## Supplied entries

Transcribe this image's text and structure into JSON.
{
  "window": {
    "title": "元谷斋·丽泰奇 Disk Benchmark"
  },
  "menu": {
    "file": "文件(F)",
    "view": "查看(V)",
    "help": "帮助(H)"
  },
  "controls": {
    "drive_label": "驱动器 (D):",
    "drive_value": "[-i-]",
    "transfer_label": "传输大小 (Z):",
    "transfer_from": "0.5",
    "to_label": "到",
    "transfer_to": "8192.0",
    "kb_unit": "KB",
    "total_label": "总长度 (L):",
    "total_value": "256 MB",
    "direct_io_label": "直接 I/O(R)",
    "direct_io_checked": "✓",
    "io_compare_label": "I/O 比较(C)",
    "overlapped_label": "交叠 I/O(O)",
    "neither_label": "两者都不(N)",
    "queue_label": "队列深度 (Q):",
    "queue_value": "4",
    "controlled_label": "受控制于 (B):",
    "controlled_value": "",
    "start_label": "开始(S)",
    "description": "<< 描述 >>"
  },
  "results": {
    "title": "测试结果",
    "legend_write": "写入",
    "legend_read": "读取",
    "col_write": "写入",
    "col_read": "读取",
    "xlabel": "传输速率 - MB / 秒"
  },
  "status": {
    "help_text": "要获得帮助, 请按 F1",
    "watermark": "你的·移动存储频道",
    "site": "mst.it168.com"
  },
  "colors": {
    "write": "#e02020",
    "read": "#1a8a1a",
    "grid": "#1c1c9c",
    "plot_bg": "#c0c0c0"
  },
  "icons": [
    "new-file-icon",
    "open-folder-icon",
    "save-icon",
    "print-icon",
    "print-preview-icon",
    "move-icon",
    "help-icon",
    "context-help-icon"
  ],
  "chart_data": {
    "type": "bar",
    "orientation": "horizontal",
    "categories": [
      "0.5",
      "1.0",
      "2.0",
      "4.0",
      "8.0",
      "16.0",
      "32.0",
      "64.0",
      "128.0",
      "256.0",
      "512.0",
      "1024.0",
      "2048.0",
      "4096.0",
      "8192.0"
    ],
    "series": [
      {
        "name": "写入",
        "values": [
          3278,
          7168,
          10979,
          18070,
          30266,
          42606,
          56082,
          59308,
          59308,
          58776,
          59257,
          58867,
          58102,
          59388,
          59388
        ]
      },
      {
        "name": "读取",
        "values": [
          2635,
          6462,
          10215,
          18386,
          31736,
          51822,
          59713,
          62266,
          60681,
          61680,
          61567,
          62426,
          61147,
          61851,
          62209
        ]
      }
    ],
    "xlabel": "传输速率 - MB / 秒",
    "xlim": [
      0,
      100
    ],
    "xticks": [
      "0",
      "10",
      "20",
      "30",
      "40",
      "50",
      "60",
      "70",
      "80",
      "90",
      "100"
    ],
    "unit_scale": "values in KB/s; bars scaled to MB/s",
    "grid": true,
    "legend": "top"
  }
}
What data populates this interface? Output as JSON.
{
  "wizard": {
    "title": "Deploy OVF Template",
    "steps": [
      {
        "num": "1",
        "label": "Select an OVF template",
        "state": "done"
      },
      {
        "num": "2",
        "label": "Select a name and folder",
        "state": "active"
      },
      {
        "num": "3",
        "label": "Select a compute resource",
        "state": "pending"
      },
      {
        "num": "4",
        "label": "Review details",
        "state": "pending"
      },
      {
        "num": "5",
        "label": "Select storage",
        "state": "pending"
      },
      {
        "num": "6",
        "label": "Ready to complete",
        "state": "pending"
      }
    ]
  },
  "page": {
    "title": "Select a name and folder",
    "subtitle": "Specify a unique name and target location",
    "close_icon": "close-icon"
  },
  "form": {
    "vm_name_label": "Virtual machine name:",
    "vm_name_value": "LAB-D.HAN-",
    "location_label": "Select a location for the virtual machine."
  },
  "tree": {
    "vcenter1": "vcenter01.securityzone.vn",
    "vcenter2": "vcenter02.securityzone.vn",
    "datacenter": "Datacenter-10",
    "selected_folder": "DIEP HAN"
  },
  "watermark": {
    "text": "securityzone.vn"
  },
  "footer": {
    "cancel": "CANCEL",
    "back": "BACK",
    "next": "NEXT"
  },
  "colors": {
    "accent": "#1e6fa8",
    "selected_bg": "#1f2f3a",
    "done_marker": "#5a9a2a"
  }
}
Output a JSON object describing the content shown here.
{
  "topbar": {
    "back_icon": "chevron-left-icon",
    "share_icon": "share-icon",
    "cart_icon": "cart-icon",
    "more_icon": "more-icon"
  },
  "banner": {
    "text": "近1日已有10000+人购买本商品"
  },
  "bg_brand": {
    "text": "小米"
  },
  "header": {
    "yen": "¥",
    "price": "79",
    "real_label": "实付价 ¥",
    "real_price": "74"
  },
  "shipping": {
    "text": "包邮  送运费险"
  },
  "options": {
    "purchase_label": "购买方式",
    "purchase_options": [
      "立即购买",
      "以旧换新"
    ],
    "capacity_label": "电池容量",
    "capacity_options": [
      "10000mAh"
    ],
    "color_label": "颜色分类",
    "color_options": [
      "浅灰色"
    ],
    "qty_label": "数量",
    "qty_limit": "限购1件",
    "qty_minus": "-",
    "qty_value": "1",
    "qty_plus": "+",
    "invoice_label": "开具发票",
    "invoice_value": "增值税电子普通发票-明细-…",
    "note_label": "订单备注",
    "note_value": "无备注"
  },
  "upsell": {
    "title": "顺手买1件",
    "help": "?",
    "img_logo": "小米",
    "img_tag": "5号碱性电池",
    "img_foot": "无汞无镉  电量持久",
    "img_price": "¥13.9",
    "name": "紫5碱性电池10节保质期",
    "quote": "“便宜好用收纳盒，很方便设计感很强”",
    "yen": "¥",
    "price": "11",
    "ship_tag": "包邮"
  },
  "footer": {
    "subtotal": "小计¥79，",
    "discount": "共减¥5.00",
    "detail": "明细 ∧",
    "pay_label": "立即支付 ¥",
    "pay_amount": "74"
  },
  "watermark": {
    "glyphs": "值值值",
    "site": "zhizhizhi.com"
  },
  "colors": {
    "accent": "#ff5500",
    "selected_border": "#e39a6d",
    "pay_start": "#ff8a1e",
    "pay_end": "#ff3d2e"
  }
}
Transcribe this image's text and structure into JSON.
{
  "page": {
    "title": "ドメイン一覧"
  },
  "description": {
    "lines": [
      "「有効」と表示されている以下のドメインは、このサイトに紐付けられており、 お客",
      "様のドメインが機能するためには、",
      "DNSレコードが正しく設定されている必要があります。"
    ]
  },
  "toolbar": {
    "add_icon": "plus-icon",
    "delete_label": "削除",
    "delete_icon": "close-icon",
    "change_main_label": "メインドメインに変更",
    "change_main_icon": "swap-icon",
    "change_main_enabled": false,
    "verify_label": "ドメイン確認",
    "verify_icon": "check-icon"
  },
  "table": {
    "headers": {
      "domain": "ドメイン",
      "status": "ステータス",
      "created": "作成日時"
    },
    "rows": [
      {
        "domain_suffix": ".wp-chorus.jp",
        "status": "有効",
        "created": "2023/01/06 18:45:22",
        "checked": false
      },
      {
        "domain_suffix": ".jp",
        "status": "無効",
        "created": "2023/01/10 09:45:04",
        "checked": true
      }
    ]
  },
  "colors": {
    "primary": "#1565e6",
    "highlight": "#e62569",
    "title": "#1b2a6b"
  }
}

## Task
Emit the records above again, exactly, with no line skipped.

## Answer for the task
Transcribe this image's text and structure into JSON.
{
  "window": {
    "title": "元谷斋·丽泰奇 Disk Benchmark"
  },
  "menu": {
    "file": "文件(F)",
    "view": "查看(V)",
    "help": "帮助(H)"
  },
  "controls": {
    "drive_label": "驱动器 (D):",
    "drive_value": "[-i-]",
    "transfer_label": "传输大小 (Z):",
    "transfer_from": "0.5",
    "to_label": "到",
    "transfer_to": "8192.0",
    "kb_unit": "KB",
    "total_label": "总长度 (L):",
    "total_value": "256 MB",
    "direct_io_label": "直接 I/O(R)",
    "direct_io_checked": "✓",
    "io_compare_label": "I/O 比较(C)",
    "overlapped_label": "交叠 I/O(O)",
    "neither_label": "两者都不(N)",
    "queue_label": "队列深度 (Q):",
    "queue_value": "4",
    "controlled_label": "受控制于 (B):",
    "controlled_value": "",
    "start_label": "开始(S)",
    "description": "<< 描述 >>"
  },
  "results": {
    "title": "测试结果",
    "legend_write": "写入",
    "legend_read": "读取",
    "col_write": "写入",
    "col_read": "读取",
    "xlabel": "传输速率 - MB / 秒"
  },
  "status": {
    "help_text": "要获得帮助, 请按 F1",
    "watermark": "你的·移动存储频道",
    "site": "mst.it168.com"
  },
  "colors": {
    "write": "#e02020",
    "read": "#1a8a1a",
    "grid": "#1c1c9c",
    "plot_bg": "#c0c0c0"
  },
  "icons": [
    "new-file-icon",
    "open-folder-icon",
    "save-icon",
    "print-icon",
    "print-preview-icon",
    "move-icon",
    "help-icon",
    "context-help-icon"
  ],
  "chart_data": {
    "type": "bar",
    "orientation": "horizontal",
    "categories": [
      "0.5",
      "1.0",
      "2.0",
      "4.0",
      "8.0",
      "16.0",
      "32.0",
      "64.0",
      "128.0",
      "256.0",
      "512.0",
      "1024.0",
      "2048.0",
      "4096.0",
      "8192.0"
    ],
    "series": [
      {
        "name": "写入",
        "values": [
          3278,
          7168,
          10979,
          18070,
          30266,
          42606,
          56082,
          59308,
          59308,
          58776,
          59257,
          58867,
          58102,
          59388,
          59388
        ]
      },
      {
        "name": "读取",
        "values": [
          2635,
          6462,
          10215,
          18386,
          31736,
          51822,
          59713,
          62266,
          60681,
          61680,
          61567,
          62426,
          61147,
          61851,
          62209
        ]
      }
    ],
    "xlabel": "传输速率 - MB / 秒",
    "xlim": [
      0,
      100
    ],
    "xticks": [
      "0",
      "10",
      "20",
      "30",
      "40",
      "50",
      "60",
      "70",
      "80",
      "90",
      "100"
    ],
    "unit_scale": "values in KB/s; bars scaled to MB/s",
    "grid": true,
    "legend": "top"
  }
}
What data populates this interface? Output as JSON.
{
  "wizard": {
    "title": "Deploy OVF Template",
    "steps": [
      {
        "num": "1",
        "label": "Select an OVF template",
        "state": "done"
      },
      {
        "num": "2",
        "label": "Select a name and folder",
        "state": "active"
      },
      {
        "num": "3",
        "label": "Select a compute resource",
        "state": "pending"
      },
      {
        "num": "4",
        "label": "Review details",
        "state": "pending"
      },
      {
        "num": "5",
        "label": "Select storage",
        "state": "pending"
      },
      {
        "num": "6",
        "label": "Ready to complete",
        "state": "pending"
      }
    ]
  },
  "page": {
    "title": "Select a name and folder",
    "subtitle": "Specify a unique name and target location",
    "close_icon": "close-icon"
  },
  "form": {
    "vm_name_label": "Virtual machine name:",
    "vm_name_value": "LAB-D.HAN-",
    "location_label": "Select a location for the virtual machine."
  },
  "tree": {
    "vcenter1": "vcenter01.securityzone.vn",
    "vcenter2": "vcenter02.securityzone.vn",
    "datacenter": "Datacenter-10",
    "selected_folder": "DIEP HAN"
  },
  "watermark": {
    "text": "securityzone.vn"
  },
  "footer": {
    "cancel": "CANCEL",
    "back": "BACK",
    "next": "NEXT"
  },
  "colors": {
    "accent": "#1e6fa8",
    "selected_bg": "#1f2f3a",
    "done_marker": "#5a9a2a"
  }
}
Output a JSON object describing the content shown here.
{
  "topbar": {
    "back_icon": "chevron-left-icon",
    "share_icon": "share-icon",
    "cart_icon": "cart-icon",
    "more_icon": "more-icon"
  },
  "banner": {
    "text": "近1日已有10000+人购买本商品"
  },
  "bg_brand": {
    "text": "小米"
  },
  "header": {
    "yen": "¥",
    "price": "79",
    "real_label": "实付价 ¥",
    "real_price": "74"
  },
  "shipping": {
    "text": "包邮  送运费险"
  },
  "options": {
    "purchase_label": "购买方式",
    "purchase_options": [
      "立即购买",
      "以旧换新"
    ],
    "capacity_label": "电池容量",
    "capacity_options": [
      "10000mAh"
    ],
    "color_label": "颜色分类",
    "color_options": [
      "浅灰色"
    ],
    "qty_label": "数量",
    "qty_limit": "限购1件",
    "qty_minus": "-",
    "qty_value": "1",
    "qty_plus": "+",
    "invoice_label": "开具发票",
    "invoice_value": "增值税电子普通发票-明细-…",
    "note_label": "订单备注",
    "note_value": "无备注"
  },
  "upsell": {
    "title": "顺手买1件",
    "help": "?",
    "img_logo": "小米",
    "img_tag": "5号碱性电池",
    "img_foot": "无汞无镉  电量持久",
    "img_price": "¥13.9",
    "name": "紫5碱性电池10节保质期",
    "quote": "“便宜好用收纳盒，很方便设计感很强”",
    "yen": "¥",
    "price": "11",
    "ship_tag": "包邮"
  },
  "footer": {
    "subtotal": "小计¥79，",
    "discount": "共减¥5.00",
    "detail": "明细 ∧",
    "pay_label": "立即支付 ¥",
    "pay_amount": "74"
  },
  "watermark": {
    "glyphs": "值值值",
    "site": "zhizhizhi.com"
  },
  "colors": {
    "accent": "#ff5500",
    "selected_border": "#e39a6d",
    "pay_start": "#ff8a1e",
    "pay_end": "#ff3d2e"
  }
}
Transcribe this image's text and structure into JSON.
{
  "page": {
    "title": "ドメイン一覧"
  },
  "description": {
    "lines": [
      "「有効」と表示されている以下のドメインは、このサイトに紐付けられており、 お客",
      "様のドメインが機能するためには、",
      "DNSレコードが正しく設定されている必要があります。"
    ]
  },
  "toolbar": {
    "add_icon": "plus-icon",
    "delete_label": "削除",
    "delete_icon": "close-icon",
    "change_main_label": "メインドメインに変更",
    "change_main_icon": "swap-icon",
    "change_main_enabled": false,
    "verify_label": "ドメイン確認",
    "verify_icon": "check-icon"
  },
  "table": {
    "headers": {
      "domain": "ドメイン",
      "status": "ステータス",
      "created": "作成日時"
    },
    "rows": [
      {
        "domain_suffix": ".wp-chorus.jp",
        "status": "有効",
        "created": "2023/01/06 18:45:22",
        "checked": false
      },
      {
        "domain_suffix": ".jp",
        "status": "無効",
        "created": "2023/01/10 09:45:04",
        "checked": true
      }
    ]
  },
  "colors": {
    "primary": "#1565e6",
    "highlight": "#e62569",
    "title": "#1b2a6b"
  }
}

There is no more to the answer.